- Set exercise:
Copy out each line of the material below with no changes.

- Provided data:
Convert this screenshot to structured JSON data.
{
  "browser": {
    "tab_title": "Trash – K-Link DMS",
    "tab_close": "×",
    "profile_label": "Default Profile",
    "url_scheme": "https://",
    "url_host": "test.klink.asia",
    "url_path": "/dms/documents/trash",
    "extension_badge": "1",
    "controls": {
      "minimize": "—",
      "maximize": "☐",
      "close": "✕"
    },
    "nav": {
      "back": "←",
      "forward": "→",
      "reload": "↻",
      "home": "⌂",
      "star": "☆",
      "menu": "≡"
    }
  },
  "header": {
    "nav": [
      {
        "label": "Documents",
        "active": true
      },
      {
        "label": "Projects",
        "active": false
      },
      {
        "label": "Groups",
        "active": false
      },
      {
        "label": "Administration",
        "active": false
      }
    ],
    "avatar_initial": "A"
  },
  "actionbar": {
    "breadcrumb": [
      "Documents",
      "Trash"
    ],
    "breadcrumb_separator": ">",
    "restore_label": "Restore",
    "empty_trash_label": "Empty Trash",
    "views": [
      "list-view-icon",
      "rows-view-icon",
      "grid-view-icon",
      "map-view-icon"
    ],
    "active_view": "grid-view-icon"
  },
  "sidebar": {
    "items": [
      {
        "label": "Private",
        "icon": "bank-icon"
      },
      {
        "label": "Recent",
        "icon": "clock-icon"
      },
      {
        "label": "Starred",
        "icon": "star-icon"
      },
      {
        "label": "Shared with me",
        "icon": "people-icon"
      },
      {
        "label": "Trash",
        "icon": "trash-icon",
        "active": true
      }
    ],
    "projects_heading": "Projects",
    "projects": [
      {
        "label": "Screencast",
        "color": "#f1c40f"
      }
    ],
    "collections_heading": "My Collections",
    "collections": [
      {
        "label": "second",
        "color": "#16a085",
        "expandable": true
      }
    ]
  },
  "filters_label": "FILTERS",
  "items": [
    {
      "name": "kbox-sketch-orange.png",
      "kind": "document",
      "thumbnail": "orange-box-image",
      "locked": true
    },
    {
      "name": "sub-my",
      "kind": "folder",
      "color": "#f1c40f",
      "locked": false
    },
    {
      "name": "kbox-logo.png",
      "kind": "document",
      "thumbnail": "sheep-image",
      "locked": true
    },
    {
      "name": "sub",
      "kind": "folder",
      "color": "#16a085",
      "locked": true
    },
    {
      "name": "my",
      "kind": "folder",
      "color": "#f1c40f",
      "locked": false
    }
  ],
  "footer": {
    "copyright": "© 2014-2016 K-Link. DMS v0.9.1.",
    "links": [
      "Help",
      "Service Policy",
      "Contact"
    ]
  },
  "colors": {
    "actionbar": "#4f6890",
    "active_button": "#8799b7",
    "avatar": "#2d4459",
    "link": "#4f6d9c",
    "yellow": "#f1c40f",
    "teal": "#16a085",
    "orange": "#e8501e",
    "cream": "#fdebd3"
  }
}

- Problem solution:
Convert this screenshot to structured JSON data.
{
  "browser": {
    "tab_title": "Trash – K-Link DMS",
    "tab_close": "×",
    "profile_label": "Default Profile",
    "url_scheme": "https://",
    "url_host": "test.klink.asia",
    "url_path": "/dms/documents/trash",
    "extension_badge": "1",
    "controls": {
      "minimize": "—",
      "maximize": "☐",
      "close": "✕"
    },
    "nav": {
      "back": "←",
      "forward": "→",
      "reload": "↻",
      "home": "⌂",
      "star": "☆",
      "menu": "≡"
    }
  },
  "header": {
    "nav": [
      {
        "label": "Documents",
        "active": true
      },
      {
        "label": "Projects",
        "active": false
      },
      {
        "label": "Groups",
        "active": false
      },
      {
        "label": "Administration",
        "active": false
      }
    ],
    "avatar_initial": "A"
  },
  "actionbar": {
    "breadcrumb": [
      "Documents",
      "Trash"
    ],
    "breadcrumb_separator": ">",
    "restore_label": "Restore",
    "empty_trash_label": "Empty Trash",
    "views": [
      "list-view-icon",
      "rows-view-icon",
      "grid-view-icon",
      "map-view-icon"
    ],
    "active_view": "grid-view-icon"
  },
  "sidebar": {
    "items": [
      {
        "label": "Private",
        "icon": "bank-icon"
      },
      {
        "label": "Recent",
        "icon": "clock-icon"
      },
      {
        "label": "Starred",
        "icon": "star-icon"
      },
      {
        "label": "Shared with me",
        "icon": "people-icon"
      },
      {
        "label": "Trash",
        "icon": "trash-icon",
        "active": true
      }
    ],
    "projects_heading": "Projects",
    "projects": [
      {
        "label": "Screencast",
        "color": "#f1c40f"
      }
    ],
    "collections_heading": "My Collections",
    "collections": [
      {
        "label": "second",
        "color": "#16a085",
        "expandable": true
      }
    ]
  },
  "filters_label": "FILTERS",
  "items": [
    {
      "name": "kbox-sketch-orange.png",
      "kind": "document",
      "thumbnail": "orange-box-image",
      "locked": true
    },
    {
      "name": "sub-my",
      "kind": "folder",
      "color": "#f1c40f",
      "locked": false
    },
    {
      "name": "kbox-logo.png",
      "kind": "document",
      "thumbnail": "sheep-image",
      "locked": true
    },
    {
      "name": "sub",
      "kind": "folder",
      "color": "#16a085",
      "locked": true
    },
    {
      "name": "my",
      "kind": "folder",
      "color": "#f1c40f",
      "locked": false
    }
  ],
  "footer": {
    "copyright": "© 2014-2016 K-Link. DMS v0.9.1.",
    "links": [
      "Help",
      "Service Policy",
      "Contact"
    ]
  },
  "colors": {
    "actionbar": "#4f6890",
    "active_button": "#8799b7",
    "avatar": "#2d4459",
    "link": "#4f6d9c",
    "yellow": "#f1c40f",
    "teal": "#16a085",
    "orange": "#e8501e",
    "cream": "#fdebd3"
  }
}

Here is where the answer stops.